• Task statement: Where a line in the listing below contains the word "Note", copy that line.

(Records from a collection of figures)
• • •

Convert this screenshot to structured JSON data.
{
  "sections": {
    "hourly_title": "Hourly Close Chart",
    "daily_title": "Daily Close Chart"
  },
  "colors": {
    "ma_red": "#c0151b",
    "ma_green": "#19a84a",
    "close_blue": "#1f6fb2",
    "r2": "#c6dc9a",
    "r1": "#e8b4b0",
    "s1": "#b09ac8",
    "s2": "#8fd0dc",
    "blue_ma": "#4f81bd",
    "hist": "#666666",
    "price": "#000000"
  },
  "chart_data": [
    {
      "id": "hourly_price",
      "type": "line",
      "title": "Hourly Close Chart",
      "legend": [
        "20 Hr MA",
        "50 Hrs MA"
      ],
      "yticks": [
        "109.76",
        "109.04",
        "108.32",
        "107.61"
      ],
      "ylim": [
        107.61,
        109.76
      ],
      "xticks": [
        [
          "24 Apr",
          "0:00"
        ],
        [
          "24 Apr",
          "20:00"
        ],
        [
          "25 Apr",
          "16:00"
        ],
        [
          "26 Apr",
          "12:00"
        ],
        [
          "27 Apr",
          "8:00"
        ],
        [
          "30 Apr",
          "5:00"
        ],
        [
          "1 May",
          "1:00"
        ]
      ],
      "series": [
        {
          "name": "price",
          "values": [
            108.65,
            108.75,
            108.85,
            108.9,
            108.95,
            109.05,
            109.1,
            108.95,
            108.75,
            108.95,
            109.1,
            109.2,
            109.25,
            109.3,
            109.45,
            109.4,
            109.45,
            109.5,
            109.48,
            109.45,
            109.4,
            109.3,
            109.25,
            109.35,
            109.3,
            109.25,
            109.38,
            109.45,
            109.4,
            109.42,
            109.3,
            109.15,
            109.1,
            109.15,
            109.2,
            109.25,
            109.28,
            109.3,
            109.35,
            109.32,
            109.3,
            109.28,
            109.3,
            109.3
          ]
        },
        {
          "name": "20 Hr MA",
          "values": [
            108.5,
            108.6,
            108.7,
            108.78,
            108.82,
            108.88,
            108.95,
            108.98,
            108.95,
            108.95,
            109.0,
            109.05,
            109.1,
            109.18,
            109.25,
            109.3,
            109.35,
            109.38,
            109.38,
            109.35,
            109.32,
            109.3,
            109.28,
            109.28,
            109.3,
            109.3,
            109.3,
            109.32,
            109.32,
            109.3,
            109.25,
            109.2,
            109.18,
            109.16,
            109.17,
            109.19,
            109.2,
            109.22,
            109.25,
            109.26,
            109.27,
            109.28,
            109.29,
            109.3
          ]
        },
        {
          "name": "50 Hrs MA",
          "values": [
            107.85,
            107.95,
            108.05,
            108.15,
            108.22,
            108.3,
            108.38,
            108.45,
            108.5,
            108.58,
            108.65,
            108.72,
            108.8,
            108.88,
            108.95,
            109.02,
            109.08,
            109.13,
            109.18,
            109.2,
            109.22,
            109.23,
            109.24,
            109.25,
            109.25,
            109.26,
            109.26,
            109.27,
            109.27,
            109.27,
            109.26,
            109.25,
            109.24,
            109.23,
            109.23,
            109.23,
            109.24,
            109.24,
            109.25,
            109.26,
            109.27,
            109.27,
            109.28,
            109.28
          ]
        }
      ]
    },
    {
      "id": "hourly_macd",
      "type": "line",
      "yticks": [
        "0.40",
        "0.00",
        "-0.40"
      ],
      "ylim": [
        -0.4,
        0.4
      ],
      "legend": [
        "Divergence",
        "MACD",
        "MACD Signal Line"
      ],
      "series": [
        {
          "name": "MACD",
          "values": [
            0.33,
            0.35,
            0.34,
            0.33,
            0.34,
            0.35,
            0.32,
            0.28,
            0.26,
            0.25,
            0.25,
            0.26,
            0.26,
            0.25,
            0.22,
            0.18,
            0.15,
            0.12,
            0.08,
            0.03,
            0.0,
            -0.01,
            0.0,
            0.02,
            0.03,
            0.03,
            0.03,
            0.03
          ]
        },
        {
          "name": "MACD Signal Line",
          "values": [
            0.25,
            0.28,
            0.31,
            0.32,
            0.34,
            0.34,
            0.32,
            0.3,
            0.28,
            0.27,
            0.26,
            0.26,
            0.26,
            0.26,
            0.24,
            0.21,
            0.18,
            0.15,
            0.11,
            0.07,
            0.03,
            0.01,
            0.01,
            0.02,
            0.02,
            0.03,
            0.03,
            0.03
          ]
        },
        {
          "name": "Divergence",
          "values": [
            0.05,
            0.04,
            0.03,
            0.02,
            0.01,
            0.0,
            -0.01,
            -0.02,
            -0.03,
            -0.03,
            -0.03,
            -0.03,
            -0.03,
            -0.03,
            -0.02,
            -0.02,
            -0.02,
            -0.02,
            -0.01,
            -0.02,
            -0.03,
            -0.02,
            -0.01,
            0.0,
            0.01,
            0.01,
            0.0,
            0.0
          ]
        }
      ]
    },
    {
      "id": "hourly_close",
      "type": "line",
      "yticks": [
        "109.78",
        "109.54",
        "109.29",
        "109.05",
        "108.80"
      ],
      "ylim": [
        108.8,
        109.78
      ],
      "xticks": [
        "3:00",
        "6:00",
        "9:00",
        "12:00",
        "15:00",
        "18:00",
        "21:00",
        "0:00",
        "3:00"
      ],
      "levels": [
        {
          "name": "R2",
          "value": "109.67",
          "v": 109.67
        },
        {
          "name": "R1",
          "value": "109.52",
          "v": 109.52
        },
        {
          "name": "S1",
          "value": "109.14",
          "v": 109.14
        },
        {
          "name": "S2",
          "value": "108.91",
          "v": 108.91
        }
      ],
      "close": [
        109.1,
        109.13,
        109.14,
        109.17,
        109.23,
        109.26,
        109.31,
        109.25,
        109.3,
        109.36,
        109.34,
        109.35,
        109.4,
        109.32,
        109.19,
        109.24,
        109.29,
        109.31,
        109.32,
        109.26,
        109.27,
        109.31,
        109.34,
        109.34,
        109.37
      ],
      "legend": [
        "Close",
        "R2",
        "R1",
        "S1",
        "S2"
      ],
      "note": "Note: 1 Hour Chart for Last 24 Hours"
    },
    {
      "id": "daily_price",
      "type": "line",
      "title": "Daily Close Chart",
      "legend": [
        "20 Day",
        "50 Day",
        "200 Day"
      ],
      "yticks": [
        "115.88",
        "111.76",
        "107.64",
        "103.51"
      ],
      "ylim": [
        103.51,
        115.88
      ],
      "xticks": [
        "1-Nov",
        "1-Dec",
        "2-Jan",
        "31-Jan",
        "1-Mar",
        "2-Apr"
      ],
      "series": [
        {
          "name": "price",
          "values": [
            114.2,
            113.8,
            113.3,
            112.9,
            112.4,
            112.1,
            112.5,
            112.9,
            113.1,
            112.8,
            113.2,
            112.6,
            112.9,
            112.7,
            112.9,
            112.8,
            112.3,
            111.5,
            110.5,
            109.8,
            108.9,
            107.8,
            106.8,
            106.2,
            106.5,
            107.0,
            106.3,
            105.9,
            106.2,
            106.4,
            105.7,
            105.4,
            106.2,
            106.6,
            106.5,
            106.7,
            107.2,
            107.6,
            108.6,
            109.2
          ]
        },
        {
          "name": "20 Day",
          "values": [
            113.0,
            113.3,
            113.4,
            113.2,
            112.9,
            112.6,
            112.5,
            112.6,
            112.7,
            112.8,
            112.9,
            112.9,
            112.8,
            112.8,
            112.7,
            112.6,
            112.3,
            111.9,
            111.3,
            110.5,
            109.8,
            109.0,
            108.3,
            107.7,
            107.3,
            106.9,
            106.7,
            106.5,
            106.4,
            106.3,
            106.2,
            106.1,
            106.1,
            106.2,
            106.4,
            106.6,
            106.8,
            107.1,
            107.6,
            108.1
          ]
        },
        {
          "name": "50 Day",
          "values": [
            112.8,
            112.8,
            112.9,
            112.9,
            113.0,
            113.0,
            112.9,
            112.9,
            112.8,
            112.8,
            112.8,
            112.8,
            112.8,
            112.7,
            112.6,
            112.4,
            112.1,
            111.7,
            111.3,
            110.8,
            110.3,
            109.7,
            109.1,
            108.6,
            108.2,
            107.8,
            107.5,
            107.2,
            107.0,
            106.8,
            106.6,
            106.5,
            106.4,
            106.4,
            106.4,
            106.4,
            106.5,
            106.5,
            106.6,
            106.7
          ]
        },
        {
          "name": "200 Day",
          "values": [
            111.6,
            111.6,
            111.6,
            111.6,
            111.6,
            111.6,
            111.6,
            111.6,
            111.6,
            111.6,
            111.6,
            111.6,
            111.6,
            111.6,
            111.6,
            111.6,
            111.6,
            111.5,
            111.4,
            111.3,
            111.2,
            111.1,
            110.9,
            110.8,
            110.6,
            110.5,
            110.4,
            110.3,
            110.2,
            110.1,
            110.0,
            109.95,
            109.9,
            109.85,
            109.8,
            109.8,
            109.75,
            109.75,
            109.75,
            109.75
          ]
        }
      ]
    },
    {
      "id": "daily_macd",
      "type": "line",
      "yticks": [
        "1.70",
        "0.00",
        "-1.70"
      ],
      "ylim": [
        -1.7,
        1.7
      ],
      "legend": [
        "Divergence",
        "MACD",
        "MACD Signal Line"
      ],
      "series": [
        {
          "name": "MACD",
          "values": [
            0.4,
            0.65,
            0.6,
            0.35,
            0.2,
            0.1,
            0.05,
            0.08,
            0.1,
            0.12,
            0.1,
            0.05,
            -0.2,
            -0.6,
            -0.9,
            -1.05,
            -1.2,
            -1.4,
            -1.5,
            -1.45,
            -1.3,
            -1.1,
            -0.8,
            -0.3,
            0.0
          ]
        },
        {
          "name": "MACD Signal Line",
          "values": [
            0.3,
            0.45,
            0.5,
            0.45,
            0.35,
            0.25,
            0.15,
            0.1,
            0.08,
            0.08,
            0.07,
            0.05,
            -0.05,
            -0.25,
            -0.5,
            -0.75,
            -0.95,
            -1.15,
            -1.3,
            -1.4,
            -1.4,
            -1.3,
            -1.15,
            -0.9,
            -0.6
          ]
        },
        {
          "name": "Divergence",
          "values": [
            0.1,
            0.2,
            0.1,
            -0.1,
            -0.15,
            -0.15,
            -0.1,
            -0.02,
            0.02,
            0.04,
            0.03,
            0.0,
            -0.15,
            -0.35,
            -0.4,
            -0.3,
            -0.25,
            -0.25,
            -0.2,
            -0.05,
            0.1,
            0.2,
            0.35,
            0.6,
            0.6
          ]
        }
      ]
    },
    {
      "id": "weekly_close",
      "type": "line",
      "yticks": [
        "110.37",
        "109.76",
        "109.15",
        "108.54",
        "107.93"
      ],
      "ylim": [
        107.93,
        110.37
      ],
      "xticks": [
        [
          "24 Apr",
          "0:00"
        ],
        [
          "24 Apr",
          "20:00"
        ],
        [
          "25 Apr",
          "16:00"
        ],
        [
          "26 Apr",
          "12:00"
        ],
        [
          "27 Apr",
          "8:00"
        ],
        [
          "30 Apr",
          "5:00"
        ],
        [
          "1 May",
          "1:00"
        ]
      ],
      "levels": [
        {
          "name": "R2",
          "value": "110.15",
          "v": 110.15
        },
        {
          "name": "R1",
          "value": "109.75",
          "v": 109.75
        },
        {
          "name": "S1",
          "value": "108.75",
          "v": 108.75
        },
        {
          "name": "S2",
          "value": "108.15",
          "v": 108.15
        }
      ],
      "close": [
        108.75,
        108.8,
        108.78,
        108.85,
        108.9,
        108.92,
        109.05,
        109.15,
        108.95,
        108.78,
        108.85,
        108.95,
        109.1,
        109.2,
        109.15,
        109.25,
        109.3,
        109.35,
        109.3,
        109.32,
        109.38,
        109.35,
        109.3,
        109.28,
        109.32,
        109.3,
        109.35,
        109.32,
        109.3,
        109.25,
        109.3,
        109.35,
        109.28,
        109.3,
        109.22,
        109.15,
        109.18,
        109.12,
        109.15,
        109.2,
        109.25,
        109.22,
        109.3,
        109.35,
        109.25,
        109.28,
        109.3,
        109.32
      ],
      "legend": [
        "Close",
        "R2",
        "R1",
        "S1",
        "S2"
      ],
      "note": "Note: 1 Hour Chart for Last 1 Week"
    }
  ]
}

• • •

• Full output:
      "note": "Note: 1 Hour Chart for Last 24 Hours"
      "note": "Note: 1 Hour Chart for Last 1 Week"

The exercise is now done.